### Task to carry out
Reproduce every entry exactly, without alteration.

### Source material
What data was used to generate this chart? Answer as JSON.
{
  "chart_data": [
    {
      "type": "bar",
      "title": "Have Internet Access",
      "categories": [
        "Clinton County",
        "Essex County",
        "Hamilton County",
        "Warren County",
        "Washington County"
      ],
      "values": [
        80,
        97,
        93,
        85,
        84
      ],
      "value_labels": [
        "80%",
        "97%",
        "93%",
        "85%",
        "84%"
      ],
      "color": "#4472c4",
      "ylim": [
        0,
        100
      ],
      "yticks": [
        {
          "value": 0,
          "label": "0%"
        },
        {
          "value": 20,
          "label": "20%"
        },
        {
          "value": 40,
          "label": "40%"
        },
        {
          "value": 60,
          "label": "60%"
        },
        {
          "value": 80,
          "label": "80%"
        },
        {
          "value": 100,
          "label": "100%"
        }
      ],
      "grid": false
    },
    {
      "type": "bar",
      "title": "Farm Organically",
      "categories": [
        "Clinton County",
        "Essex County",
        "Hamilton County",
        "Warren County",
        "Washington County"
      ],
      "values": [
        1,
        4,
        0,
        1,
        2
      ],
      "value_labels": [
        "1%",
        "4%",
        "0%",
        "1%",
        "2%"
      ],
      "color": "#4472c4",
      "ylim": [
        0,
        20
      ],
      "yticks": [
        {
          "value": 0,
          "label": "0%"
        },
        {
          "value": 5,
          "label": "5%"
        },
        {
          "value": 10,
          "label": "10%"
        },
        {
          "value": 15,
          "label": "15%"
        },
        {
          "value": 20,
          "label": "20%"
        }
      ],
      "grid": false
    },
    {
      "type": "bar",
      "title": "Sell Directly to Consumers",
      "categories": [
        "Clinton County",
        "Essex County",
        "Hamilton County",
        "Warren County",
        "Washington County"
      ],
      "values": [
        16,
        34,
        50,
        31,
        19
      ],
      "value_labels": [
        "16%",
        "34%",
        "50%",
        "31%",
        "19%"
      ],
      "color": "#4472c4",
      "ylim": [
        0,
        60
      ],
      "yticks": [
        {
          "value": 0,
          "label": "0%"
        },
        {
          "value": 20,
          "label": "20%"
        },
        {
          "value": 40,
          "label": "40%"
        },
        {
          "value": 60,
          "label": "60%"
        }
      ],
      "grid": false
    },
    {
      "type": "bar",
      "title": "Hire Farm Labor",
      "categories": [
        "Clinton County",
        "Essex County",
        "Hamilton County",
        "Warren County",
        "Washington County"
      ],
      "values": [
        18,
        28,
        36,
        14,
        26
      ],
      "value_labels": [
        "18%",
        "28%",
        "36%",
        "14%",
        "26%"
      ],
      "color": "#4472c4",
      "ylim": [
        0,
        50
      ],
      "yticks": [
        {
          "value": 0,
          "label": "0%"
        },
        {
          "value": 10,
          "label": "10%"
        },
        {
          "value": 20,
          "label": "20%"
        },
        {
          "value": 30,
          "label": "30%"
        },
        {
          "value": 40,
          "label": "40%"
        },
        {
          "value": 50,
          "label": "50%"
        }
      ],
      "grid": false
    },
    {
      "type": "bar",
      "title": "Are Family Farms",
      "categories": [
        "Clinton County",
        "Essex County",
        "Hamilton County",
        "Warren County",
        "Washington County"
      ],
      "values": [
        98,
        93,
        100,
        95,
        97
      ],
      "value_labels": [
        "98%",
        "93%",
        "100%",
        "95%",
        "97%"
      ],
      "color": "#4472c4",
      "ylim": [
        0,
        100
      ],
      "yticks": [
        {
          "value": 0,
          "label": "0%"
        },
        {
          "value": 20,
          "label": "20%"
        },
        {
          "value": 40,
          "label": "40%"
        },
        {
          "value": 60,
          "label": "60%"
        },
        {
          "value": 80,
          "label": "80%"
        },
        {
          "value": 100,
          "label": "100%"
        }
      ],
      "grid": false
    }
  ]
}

### Answer to the task
What data was used to generate this chart? Answer as JSON.
{
  "chart_data": [
    {
      "type": "bar",
      "title": "Have Internet Access",
      "categories": [
        "Clinton County",
        "Essex County",
        "Hamilton County",
        "Warren County",
        "Washington County"
      ],
      "values": [
        80,
        97,
        93,
        85,
        84
      ],
      "value_labels": [
        "80%",
        "97%",
        "93%",
        "85%",
        "84%"
      ],
      "color": "#4472c4",
      "ylim": [
        0,
        100
      ],
      "yticks": [
        {
          "value": 0,
          "label": "0%"
        },
        {
          "value": 20,
          "label": "20%"
        },
        {
          "value": 40,
          "label": "40%"
        },
        {
          "value": 60,
          "label": "60%"
        },
        {
          "value": 80,
          "label": "80%"
        },
        {
          "value": 100,
          "label": "100%"
        }
      ],
      "grid": false
    },
    {
      "type": "bar",
      "title": "Farm Organically",
      "categories": [
        "Clinton County",
        "Essex County",
        "Hamilton County",
        "Warren County",
        "Washington County"
      ],
      "values": [
        1,
        4,
        0,
        1,
        2
      ],
      "value_labels": [
        "1%",
        "4%",
        "0%",
        "1%",
        "2%"
      ],
      "color": "#4472c4",
      "ylim": [
        0,
        20
      ],
      "yticks": [
        {
          "value": 0,
          "label": "0%"
        },
        {
          "value": 5,
          "label": "5%"
        },
        {
          "value": 10,
          "label": "10%"
        },
        {
          "value": 15,
          "label": "15%"
        },
        {
          "value": 20,
          "label": "20%"
        }
      ],
      "grid": false
    },
    {
      "type": "bar",
      "title": "Sell Directly to Consumers",
      "categories": [
        "Clinton County",
        "Essex County",
        "Hamilton County",
        "Warren County",
        "Washington County"
      ],
      "values": [
        16,
        34,
        50,
        31,
        19
      ],
      "value_labels": [
        "16%",
        "34%",
        "50%",
        "31%",
        "19%"
      ],
      "color": "#4472c4",
      "ylim": [
        0,
        60
      ],
      "yticks": [
        {
          "value": 0,
          "label": "0%"
        },
        {
          "value": 20,
          "label": "20%"
        },
        {
          "value": 40,
          "label": "40%"
        },
        {
          "value": 60,
          "label": "60%"
        }
      ],
      "grid": false
    },
    {
      "type": "bar",
      "title": "Hire Farm Labor",
      "categories": [
        "Clinton County",
        "Essex County",
        "Hamilton County",
        "Warren County",
        "Washington County"
      ],
      "values": [
        18,
        28,
        36,
        14,
        26
      ],
      "value_labels": [
        "18%",
        "28%",
        "36%",
        "14%",
        "26%"
      ],
      "color": "#4472c4",
      "ylim": [
        0,
        50
      ],
      "yticks": [
        {
          "value": 0,
          "label": "0%"
        },
        {
          "value": 10,
          "label": "10%"
        },
        {
          "value": 20,
          "label": "20%"
        },
        {
          "value": 30,
          "label": "30%"
        },
        {
          "value": 40,
          "label": "40%"
        },
        {
          "value": 50,
          "label": "50%"
        }
      ],
      "grid": false
    },
    {
      "type": "bar",
      "title": "Are Family Farms",
      "categories": [
        "Clinton County",
        "Essex County",
        "Hamilton County",
        "Warren County",
        "Washington County"
      ],
      "values": [
        98,
        93,
        100,
        95,
        97
      ],
      "value_labels": [
        "98%",
        "93%",
        "100%",
        "95%",
        "97%"
      ],
      "color": "#4472c4",
      "ylim": [
        0,
        100
      ],
      "yticks": [
        {
          "value": 0,
          "label": "0%"
        },
        {
          "value": 20,
          "label": "20%"
        },
        {
          "value": 40,
          "label": "40%"
        },
        {
          "value": 60,
          "label": "60%"
        },
        {
          "value": 80,
          "label": "80%"
        },
        {
          "value": 100,
          "label": "100%"
        }
      ],
      "grid": false
    }
  ]
}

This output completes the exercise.